● SUPPLIED DATA
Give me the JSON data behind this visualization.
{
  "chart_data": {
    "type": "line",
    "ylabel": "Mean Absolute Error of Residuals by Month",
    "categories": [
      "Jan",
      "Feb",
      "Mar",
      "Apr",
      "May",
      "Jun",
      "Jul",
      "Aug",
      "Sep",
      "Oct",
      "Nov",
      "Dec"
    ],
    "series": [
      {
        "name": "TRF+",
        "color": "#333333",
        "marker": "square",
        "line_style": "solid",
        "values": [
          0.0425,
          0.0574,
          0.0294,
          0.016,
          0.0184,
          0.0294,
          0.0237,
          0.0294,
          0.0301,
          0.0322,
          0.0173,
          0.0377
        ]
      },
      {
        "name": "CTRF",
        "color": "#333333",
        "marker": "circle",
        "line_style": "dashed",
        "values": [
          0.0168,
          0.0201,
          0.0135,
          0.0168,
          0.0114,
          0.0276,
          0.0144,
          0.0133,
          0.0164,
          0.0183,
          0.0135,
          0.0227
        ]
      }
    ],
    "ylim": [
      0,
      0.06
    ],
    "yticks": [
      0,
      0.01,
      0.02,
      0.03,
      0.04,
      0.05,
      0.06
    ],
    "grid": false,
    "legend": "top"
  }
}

● WHAT YOU NEED TO DO
Reproduce the material exactly, with every line intact.

● FINAL RESULT
Give me the JSON data behind this visualization.
{
  "chart_data": {
    "type": "line",
    "ylabel": "Mean Absolute Error of Residuals by Month",
    "categories": [
      "Jan",
      "Feb",
      "Mar",
      "Apr",
      "May",
      "Jun",
      "Jul",
      "Aug",
      "Sep",
      "Oct",
      "Nov",
      "Dec"
    ],
    "series": [
      {
        "name": "TRF+",
        "color": "#333333",
        "marker": "square",
        "line_style": "solid",
        "values": [
          0.0425,
          0.0574,
          0.0294,
          0.016,
          0.0184,
          0.0294,
          0.0237,
          0.0294,
          0.0301,
          0.0322,
          0.0173,
          0.0377
        ]
      },
      {
        "name": "CTRF",
        "color": "#333333",
        "marker": "circle",
        "line_style": "dashed",
        "values": [
          0.0168,
          0.0201,
          0.0135,
          0.0168,
          0.0114,
          0.0276,
          0.0144,
          0.0133,
          0.0164,
          0.0183,
          0.0135,
          0.0227
        ]
      }
    ],
    "ylim": [
      0,
      0.06
    ],
    "yticks": [
      0,
      0.01,
      0.02,
      0.03,
      0.04,
      0.05,
      0.06
    ],
    "grid": false,
    "legend": "top"
  }
}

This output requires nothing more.